Copy all lines holding the word "What" from the entries.

_LISTED ENTRIES_.
.....

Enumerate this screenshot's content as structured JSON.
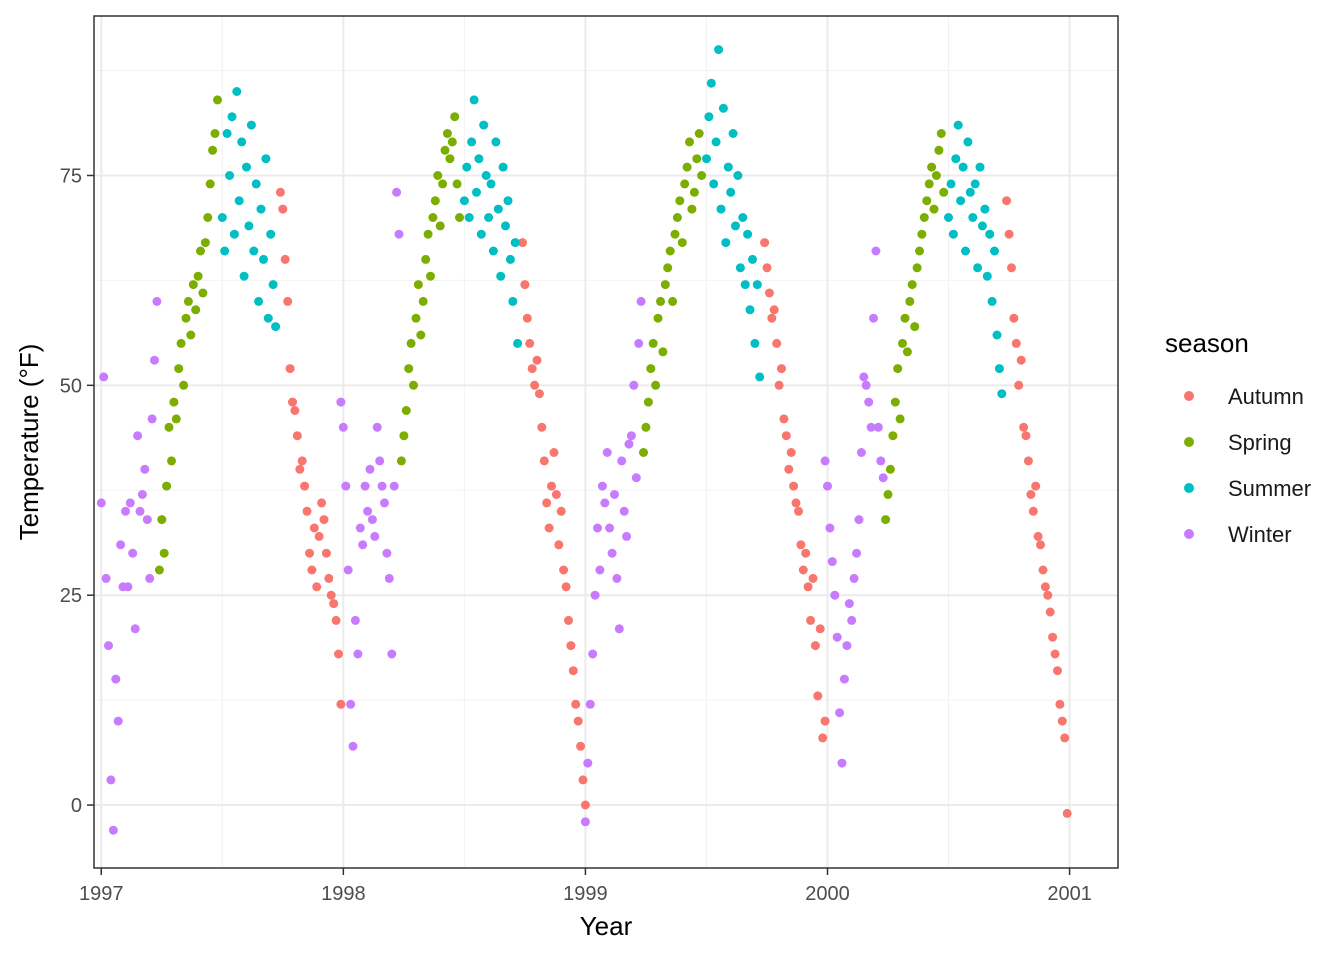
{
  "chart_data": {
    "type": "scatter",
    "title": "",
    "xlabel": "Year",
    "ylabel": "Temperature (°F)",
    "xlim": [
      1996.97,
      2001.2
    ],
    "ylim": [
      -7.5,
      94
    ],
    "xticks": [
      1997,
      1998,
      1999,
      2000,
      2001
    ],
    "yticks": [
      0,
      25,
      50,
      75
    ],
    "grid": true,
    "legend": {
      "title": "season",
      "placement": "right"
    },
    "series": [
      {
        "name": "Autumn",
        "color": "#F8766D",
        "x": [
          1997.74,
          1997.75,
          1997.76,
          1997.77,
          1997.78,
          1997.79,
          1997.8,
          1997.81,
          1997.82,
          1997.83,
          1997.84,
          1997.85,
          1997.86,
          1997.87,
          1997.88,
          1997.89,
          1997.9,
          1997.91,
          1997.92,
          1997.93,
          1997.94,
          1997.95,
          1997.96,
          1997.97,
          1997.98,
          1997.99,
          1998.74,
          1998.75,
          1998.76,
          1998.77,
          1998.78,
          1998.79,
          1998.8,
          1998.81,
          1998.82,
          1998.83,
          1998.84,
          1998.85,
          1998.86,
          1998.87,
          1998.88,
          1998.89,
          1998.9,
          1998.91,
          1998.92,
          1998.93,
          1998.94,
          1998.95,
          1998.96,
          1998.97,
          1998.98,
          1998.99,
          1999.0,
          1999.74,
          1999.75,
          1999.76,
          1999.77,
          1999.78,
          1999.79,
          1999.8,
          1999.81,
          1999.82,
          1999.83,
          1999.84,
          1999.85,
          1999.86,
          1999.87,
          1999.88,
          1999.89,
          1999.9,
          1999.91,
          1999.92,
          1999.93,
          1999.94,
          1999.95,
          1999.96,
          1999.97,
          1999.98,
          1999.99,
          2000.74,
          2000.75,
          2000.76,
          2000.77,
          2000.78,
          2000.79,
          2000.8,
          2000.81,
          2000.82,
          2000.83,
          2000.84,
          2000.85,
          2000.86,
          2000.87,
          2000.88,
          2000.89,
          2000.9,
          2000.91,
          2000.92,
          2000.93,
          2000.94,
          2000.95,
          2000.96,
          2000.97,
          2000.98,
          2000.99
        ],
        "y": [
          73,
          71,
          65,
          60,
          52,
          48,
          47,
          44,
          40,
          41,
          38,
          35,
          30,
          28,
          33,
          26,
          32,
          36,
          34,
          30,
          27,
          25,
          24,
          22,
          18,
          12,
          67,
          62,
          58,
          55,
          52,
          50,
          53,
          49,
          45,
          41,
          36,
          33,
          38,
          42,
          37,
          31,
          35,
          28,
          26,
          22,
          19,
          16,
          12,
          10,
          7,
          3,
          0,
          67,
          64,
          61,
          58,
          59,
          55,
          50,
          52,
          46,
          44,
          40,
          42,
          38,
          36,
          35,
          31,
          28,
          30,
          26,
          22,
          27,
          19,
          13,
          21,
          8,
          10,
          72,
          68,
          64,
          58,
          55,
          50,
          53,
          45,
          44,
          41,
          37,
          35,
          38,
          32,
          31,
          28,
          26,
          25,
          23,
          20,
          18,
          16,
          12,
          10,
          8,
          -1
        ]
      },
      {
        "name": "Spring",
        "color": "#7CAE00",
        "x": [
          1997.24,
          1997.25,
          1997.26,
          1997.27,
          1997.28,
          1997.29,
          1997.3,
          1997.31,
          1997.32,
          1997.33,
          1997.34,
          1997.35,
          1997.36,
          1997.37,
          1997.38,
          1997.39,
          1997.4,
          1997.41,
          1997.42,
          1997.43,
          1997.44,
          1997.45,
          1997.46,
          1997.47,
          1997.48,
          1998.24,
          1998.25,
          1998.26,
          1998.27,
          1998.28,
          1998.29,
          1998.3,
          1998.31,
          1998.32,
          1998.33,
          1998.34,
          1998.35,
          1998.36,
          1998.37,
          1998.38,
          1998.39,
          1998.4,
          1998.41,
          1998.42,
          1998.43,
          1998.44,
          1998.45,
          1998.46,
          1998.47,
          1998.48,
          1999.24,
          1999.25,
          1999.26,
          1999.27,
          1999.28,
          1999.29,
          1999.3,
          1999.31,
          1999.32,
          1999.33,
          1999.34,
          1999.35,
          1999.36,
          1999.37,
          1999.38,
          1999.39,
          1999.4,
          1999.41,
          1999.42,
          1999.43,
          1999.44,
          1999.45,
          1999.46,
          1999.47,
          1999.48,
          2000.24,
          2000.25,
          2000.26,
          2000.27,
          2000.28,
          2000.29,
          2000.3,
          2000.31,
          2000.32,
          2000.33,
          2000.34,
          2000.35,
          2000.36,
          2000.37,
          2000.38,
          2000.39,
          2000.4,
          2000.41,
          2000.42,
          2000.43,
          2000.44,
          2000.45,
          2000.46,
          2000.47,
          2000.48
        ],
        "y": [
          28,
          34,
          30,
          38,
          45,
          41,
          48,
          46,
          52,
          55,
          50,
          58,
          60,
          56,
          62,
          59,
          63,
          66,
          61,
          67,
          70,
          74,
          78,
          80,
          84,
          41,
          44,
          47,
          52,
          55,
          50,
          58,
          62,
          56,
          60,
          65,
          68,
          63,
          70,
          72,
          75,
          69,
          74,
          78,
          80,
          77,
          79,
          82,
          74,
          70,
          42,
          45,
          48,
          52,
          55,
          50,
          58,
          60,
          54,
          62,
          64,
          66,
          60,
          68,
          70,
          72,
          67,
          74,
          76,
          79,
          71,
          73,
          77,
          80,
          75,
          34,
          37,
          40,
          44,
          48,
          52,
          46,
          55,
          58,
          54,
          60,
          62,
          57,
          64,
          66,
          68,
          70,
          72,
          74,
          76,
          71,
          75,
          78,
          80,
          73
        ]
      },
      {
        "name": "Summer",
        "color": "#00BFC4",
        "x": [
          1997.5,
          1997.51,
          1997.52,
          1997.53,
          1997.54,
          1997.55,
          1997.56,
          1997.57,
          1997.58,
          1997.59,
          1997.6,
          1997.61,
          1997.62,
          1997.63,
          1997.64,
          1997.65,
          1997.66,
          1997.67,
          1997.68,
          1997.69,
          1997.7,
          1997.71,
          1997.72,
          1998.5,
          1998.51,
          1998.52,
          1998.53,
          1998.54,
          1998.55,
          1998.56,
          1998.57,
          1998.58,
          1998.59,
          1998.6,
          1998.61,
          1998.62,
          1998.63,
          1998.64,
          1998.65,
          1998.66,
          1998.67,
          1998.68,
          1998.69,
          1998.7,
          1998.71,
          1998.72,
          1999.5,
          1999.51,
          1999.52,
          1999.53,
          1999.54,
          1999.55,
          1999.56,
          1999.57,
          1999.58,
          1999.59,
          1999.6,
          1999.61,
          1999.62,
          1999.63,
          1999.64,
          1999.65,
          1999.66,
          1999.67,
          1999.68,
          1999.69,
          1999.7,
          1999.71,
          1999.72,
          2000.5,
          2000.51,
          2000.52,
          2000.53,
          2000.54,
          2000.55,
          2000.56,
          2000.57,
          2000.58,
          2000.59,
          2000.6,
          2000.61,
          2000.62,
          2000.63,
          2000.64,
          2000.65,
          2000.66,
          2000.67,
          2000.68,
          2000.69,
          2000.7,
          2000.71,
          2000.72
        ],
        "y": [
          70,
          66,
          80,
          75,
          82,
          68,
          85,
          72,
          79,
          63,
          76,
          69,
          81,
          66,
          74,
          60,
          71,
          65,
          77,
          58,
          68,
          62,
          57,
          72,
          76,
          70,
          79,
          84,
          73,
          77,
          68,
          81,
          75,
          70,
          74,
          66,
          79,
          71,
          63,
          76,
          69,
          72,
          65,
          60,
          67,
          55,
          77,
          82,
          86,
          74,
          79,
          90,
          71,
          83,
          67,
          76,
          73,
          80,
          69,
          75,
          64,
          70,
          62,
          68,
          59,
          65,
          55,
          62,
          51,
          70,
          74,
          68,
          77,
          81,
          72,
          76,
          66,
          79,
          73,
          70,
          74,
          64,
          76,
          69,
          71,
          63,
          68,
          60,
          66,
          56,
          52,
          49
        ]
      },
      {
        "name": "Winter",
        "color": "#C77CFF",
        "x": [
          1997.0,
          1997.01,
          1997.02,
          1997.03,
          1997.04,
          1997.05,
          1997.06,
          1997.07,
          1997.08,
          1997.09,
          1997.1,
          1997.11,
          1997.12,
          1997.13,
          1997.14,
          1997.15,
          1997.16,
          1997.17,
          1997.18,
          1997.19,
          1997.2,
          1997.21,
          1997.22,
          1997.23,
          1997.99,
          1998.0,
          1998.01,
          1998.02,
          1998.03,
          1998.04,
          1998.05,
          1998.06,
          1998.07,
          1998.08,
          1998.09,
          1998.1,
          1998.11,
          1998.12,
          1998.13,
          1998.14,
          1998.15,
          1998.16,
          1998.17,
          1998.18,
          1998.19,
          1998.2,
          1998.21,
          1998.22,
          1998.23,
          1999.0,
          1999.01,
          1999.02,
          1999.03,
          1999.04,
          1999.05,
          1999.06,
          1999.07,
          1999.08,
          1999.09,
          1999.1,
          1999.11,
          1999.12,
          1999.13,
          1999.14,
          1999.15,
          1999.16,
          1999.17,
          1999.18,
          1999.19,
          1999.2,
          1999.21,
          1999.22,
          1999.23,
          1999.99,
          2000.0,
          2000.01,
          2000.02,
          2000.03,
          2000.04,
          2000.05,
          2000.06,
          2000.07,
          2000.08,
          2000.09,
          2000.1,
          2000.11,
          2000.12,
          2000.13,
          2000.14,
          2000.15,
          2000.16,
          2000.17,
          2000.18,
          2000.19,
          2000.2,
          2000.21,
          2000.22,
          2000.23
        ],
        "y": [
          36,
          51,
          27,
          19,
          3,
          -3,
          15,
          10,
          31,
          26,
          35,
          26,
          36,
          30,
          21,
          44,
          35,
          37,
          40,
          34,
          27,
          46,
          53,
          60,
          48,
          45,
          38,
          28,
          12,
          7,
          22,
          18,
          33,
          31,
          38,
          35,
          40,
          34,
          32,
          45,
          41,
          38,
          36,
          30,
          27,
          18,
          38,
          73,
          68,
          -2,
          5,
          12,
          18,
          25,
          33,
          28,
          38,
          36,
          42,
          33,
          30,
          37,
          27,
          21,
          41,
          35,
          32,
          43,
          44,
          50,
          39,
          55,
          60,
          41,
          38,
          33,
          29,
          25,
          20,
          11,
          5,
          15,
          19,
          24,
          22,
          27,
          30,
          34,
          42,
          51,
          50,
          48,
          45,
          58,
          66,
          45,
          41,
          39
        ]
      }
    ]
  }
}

.....

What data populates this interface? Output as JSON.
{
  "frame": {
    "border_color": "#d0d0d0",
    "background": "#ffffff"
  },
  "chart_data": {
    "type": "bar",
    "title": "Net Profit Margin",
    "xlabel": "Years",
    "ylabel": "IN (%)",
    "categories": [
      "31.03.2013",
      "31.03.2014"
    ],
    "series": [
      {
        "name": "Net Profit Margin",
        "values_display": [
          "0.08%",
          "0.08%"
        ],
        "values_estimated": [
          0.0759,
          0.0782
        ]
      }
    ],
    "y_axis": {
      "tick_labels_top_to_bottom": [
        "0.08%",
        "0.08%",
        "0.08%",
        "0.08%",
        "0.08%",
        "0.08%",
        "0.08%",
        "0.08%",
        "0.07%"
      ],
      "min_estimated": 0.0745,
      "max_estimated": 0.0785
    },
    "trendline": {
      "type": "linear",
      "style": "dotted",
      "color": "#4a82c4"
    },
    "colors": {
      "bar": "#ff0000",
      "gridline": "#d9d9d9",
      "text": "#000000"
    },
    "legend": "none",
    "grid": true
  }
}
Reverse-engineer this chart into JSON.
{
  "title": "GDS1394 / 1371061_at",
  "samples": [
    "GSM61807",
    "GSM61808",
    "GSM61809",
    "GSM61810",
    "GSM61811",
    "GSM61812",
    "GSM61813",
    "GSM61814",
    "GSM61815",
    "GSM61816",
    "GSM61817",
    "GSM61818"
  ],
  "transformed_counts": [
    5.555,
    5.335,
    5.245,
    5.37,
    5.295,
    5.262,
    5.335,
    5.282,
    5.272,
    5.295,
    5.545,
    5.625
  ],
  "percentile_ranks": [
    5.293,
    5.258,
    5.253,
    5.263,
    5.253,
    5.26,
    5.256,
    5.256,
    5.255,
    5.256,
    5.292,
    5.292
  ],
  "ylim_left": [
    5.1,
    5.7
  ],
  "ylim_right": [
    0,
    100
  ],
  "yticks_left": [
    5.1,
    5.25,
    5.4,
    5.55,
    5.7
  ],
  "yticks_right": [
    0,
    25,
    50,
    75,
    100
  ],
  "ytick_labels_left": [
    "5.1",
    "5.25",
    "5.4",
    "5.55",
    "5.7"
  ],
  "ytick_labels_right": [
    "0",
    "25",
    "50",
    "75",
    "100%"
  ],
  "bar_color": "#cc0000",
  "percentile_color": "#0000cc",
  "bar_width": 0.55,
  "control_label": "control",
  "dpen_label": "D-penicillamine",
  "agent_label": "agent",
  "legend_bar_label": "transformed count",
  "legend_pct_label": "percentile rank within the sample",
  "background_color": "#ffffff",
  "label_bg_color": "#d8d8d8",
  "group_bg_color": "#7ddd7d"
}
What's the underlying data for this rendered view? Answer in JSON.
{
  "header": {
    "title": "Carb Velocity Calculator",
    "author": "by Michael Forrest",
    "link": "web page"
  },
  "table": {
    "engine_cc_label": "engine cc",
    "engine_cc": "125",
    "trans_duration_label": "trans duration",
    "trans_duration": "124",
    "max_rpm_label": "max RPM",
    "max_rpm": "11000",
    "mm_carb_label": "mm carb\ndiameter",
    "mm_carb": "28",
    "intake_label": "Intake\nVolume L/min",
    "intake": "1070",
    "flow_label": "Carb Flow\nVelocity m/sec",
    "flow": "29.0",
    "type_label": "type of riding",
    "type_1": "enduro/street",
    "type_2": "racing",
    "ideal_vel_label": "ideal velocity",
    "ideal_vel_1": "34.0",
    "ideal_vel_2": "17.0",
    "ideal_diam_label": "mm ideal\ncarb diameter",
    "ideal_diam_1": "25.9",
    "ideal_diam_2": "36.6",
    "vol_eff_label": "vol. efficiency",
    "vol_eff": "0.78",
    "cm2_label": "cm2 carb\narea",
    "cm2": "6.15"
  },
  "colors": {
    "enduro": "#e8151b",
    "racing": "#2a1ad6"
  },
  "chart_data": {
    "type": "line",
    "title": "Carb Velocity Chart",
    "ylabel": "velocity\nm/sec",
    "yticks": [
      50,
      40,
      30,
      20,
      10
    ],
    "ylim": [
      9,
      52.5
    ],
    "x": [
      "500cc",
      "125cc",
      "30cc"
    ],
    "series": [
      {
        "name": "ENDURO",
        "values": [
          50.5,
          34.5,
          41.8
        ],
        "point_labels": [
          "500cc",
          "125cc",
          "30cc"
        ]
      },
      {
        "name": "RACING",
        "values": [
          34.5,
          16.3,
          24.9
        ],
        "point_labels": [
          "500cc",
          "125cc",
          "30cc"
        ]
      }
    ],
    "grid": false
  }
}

.....

_SOLUTION_.
What data populates this interface? Output as JSON.
What's the underlying data for this rendered view? Answer in JSON.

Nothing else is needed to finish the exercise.